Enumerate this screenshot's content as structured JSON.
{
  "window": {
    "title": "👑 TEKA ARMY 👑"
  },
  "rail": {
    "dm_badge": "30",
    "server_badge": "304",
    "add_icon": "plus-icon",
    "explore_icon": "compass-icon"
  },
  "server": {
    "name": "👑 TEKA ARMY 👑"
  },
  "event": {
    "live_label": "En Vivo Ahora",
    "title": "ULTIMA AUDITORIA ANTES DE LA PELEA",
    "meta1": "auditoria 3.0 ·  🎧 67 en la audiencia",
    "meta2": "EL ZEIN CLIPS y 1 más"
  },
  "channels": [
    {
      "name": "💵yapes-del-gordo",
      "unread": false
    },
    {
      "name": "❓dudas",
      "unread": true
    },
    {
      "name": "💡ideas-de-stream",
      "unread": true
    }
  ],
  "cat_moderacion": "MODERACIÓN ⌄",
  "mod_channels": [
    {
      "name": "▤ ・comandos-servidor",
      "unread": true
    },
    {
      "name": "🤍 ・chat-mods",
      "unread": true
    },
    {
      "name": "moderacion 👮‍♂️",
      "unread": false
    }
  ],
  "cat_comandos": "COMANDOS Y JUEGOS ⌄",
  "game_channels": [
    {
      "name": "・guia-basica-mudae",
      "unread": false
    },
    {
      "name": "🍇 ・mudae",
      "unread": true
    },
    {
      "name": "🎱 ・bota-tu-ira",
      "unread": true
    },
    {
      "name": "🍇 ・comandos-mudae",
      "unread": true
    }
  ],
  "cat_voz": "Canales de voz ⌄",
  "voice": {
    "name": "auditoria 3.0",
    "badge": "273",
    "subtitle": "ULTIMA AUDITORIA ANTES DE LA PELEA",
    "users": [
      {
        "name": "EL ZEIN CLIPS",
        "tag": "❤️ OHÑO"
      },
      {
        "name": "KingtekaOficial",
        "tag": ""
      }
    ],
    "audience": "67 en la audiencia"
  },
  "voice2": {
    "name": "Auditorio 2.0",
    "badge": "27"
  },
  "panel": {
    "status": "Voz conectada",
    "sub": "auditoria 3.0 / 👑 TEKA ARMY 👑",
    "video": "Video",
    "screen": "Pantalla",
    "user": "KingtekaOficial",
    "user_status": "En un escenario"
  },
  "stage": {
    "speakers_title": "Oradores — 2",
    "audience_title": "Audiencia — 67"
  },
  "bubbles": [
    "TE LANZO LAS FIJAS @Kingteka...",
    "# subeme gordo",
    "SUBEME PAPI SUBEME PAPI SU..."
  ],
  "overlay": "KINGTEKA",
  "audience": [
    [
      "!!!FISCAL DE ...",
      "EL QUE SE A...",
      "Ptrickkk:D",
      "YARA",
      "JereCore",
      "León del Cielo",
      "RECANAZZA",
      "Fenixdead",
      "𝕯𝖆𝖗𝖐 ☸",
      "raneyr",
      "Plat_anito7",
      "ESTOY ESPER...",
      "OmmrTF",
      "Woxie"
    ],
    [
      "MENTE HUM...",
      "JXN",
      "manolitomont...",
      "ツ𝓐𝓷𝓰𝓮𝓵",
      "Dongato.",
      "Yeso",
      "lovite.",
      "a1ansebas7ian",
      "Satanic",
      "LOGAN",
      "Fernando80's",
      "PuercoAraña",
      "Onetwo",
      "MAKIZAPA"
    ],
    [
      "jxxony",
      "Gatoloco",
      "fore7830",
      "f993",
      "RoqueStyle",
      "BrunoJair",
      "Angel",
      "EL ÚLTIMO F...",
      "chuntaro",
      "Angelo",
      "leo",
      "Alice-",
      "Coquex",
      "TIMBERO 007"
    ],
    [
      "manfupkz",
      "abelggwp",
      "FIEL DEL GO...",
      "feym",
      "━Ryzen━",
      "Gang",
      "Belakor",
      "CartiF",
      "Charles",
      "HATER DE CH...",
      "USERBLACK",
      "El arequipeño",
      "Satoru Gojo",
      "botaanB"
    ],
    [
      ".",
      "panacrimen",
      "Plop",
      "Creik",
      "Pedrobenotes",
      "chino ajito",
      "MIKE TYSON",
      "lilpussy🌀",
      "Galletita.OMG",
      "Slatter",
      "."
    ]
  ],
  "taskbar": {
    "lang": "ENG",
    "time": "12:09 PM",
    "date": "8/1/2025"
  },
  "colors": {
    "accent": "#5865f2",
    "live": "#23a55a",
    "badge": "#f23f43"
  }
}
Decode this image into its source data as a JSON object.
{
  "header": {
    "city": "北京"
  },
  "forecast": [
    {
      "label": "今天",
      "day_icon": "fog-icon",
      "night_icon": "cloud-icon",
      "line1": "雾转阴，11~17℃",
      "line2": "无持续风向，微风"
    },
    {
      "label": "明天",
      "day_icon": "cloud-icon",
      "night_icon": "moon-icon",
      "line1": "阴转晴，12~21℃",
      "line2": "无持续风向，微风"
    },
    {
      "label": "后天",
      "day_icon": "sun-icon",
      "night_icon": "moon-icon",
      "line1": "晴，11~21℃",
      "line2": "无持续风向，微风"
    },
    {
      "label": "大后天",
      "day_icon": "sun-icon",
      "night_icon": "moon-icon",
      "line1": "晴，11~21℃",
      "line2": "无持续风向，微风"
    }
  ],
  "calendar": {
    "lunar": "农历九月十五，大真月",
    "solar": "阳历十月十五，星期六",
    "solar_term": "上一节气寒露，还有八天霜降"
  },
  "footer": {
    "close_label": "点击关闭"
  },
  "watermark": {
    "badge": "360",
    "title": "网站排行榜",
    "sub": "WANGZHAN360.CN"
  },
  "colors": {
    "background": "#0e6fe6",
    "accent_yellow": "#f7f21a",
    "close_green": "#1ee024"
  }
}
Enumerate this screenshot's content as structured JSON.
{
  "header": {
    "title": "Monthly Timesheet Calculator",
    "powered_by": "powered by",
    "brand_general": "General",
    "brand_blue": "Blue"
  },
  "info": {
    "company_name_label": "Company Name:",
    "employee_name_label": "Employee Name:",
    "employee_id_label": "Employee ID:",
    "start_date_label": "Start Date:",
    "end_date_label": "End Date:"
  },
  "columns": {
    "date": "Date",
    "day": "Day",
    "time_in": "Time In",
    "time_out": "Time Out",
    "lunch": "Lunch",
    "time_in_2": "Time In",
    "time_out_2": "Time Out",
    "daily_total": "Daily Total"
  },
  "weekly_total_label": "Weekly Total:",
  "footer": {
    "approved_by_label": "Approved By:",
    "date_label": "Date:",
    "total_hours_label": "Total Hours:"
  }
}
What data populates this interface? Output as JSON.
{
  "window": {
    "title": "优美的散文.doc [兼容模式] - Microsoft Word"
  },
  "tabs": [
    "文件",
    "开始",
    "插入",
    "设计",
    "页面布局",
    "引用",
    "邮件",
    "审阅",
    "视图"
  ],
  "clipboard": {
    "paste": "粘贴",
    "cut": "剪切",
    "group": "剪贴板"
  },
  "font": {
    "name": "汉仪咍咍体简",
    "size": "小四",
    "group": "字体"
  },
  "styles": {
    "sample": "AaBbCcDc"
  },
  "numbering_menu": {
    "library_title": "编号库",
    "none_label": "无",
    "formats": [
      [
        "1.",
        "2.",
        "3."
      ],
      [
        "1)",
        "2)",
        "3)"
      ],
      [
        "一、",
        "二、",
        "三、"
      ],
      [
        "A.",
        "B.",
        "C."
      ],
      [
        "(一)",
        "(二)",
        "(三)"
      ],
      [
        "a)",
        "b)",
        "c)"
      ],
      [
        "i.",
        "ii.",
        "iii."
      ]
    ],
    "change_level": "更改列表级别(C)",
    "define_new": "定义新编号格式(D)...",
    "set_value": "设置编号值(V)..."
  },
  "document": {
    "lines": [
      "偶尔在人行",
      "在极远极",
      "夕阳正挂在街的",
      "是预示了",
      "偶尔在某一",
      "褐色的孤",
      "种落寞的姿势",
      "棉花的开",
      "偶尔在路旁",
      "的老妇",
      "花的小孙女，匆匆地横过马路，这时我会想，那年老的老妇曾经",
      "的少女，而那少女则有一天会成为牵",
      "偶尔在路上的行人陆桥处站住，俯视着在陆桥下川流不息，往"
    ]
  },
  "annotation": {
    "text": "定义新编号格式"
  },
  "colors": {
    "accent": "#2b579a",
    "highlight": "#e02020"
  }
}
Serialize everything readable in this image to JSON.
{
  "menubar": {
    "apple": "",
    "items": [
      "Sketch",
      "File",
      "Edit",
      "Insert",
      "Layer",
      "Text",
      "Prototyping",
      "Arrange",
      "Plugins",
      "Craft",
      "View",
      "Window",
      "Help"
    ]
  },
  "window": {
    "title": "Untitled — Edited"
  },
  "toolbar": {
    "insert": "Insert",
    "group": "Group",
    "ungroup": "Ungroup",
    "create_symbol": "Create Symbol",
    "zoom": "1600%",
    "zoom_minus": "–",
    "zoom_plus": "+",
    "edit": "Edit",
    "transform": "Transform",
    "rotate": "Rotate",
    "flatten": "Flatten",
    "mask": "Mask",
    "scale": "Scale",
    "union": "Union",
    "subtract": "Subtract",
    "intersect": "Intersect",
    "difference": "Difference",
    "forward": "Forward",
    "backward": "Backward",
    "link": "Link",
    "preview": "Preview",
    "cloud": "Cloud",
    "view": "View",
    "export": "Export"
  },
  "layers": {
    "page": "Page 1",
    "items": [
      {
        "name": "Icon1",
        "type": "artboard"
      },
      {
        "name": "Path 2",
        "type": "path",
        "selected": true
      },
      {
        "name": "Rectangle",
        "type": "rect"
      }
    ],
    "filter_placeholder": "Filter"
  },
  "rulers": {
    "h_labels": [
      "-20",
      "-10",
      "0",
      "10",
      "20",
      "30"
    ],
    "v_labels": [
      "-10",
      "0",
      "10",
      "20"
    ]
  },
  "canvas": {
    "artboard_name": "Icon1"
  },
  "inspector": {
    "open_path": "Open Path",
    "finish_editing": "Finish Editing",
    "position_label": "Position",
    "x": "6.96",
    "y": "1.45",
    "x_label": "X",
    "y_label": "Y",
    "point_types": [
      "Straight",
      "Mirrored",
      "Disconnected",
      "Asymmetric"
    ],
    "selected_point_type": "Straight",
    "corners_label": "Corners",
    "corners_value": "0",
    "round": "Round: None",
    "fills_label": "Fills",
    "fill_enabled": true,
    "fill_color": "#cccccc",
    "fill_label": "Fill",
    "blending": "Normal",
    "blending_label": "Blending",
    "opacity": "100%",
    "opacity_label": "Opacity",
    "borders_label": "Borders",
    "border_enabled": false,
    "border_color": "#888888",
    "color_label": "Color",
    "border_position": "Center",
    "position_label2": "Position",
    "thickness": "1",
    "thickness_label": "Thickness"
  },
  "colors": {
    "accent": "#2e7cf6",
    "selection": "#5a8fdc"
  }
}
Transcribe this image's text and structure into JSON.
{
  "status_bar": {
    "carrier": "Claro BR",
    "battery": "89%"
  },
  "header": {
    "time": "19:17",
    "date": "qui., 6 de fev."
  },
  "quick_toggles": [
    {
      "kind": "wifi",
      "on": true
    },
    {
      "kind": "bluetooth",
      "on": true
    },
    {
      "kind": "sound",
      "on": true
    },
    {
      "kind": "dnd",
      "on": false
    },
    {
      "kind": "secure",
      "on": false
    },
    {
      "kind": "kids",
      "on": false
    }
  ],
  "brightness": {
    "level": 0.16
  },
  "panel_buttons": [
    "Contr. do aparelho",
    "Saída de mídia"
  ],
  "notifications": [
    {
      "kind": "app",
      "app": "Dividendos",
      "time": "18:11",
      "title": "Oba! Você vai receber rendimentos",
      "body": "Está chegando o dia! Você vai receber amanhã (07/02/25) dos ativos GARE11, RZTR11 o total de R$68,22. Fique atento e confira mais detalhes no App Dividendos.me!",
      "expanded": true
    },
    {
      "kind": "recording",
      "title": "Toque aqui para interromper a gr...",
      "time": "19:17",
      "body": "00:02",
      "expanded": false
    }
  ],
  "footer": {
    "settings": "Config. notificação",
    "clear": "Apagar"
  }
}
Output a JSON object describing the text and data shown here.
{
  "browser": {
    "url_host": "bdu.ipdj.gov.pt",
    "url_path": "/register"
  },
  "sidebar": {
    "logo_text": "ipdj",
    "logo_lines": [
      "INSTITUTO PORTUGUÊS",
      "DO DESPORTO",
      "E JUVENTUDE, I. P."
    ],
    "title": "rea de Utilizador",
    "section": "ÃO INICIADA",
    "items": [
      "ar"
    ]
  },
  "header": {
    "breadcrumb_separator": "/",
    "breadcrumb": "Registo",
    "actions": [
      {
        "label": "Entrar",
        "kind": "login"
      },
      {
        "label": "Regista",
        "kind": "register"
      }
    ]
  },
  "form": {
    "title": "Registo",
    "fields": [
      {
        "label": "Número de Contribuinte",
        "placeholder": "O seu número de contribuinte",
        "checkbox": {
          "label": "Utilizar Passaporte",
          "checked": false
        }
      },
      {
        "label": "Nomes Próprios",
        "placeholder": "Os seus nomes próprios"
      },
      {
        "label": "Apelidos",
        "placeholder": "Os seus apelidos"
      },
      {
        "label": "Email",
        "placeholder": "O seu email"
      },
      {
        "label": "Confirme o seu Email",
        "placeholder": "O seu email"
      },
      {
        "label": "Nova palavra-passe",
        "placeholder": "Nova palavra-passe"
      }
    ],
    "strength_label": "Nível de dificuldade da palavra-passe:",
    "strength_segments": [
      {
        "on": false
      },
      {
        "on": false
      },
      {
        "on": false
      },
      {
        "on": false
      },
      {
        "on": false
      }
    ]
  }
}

···

DESCRIPTION OF THE TASK
Count up every line above that has the word "ULTIMA" in it; answer with the number alone.

TASK RESPONSE
2